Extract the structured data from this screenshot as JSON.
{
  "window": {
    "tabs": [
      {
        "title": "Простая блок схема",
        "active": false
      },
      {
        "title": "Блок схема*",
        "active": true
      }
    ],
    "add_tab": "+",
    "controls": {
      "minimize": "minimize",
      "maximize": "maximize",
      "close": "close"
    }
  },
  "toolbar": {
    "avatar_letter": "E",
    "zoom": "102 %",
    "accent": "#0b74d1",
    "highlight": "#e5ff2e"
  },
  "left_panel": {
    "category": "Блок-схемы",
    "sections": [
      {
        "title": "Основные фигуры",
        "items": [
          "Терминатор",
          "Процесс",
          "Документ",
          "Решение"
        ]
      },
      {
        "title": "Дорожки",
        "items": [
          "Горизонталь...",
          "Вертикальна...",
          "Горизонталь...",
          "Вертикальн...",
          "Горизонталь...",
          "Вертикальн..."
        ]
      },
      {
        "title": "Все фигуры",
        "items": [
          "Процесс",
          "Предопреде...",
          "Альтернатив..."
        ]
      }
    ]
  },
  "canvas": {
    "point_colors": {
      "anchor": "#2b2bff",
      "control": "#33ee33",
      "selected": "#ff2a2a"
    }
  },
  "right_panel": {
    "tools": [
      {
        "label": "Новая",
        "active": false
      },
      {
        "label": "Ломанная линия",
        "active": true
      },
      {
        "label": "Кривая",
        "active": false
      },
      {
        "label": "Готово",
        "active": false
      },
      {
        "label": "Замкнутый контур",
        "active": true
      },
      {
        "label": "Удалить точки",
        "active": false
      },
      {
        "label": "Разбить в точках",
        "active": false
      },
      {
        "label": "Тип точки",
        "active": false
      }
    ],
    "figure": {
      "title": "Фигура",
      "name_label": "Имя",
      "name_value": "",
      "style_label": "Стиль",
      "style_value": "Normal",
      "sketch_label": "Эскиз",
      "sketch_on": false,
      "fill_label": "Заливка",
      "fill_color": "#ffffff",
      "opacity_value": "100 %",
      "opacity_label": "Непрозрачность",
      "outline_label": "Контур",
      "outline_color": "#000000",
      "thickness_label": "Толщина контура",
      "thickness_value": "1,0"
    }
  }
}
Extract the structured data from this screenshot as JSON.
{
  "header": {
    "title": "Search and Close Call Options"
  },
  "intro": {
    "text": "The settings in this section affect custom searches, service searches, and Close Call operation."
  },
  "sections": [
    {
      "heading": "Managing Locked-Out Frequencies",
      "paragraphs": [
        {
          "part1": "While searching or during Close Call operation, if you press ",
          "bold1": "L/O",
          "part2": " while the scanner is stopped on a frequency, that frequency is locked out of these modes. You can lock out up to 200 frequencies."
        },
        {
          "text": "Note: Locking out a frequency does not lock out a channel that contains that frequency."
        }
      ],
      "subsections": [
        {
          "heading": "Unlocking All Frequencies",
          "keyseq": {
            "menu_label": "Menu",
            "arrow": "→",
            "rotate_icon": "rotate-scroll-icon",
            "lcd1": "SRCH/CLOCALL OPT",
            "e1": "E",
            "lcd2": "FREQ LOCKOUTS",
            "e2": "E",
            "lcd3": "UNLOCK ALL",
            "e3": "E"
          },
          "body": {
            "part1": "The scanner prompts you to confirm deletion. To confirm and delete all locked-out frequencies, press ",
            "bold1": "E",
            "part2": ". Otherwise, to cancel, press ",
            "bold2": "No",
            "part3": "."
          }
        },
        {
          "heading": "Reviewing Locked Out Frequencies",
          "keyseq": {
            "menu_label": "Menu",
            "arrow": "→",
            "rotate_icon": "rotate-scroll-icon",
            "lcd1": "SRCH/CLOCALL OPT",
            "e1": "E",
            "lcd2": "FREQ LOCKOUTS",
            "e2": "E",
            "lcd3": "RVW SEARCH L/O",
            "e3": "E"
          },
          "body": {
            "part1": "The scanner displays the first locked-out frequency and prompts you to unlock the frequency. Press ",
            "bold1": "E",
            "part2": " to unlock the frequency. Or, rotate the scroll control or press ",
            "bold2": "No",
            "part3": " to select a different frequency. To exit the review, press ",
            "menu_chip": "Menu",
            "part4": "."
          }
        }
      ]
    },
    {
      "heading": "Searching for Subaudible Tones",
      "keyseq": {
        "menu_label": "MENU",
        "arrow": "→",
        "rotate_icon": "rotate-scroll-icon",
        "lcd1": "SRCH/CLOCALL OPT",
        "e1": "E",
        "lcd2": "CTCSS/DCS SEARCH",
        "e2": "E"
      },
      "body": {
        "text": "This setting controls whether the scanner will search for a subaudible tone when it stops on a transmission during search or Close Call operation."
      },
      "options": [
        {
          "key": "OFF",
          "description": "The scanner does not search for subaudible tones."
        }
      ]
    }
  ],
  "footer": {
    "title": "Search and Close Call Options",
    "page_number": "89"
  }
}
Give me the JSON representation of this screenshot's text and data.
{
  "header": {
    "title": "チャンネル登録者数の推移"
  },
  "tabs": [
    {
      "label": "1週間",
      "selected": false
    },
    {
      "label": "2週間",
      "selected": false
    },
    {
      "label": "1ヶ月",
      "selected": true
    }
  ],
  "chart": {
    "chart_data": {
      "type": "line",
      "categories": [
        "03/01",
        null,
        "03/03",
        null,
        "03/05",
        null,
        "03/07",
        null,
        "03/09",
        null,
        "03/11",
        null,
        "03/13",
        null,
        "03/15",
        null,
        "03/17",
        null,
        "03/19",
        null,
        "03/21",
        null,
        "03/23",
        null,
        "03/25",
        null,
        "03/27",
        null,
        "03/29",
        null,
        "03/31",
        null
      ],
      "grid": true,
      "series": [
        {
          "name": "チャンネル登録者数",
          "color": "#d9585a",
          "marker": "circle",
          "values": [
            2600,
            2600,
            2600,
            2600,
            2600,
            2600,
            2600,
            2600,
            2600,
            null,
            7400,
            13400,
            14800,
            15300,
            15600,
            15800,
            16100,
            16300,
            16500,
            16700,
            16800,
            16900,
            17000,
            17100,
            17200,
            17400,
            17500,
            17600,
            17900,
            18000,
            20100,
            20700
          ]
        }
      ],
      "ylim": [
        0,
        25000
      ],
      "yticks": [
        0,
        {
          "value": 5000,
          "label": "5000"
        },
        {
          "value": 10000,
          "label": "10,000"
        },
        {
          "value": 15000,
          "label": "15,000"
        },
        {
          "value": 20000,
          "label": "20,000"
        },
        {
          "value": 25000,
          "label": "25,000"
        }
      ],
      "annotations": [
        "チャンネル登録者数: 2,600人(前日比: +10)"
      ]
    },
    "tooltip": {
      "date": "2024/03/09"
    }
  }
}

Directions: Keep only the lines that hold the string "operation", and copy them out.

Solution to this problem:
    "text": "The settings in this section affect custom searches, service searches, and Close Call operation."
          "part1": "While searching or during Close Call operation, if you press ",
        "text": "This setting controls whether the scanner will search for a subaudible tone when it stops on a transmission during search or Close Call operation."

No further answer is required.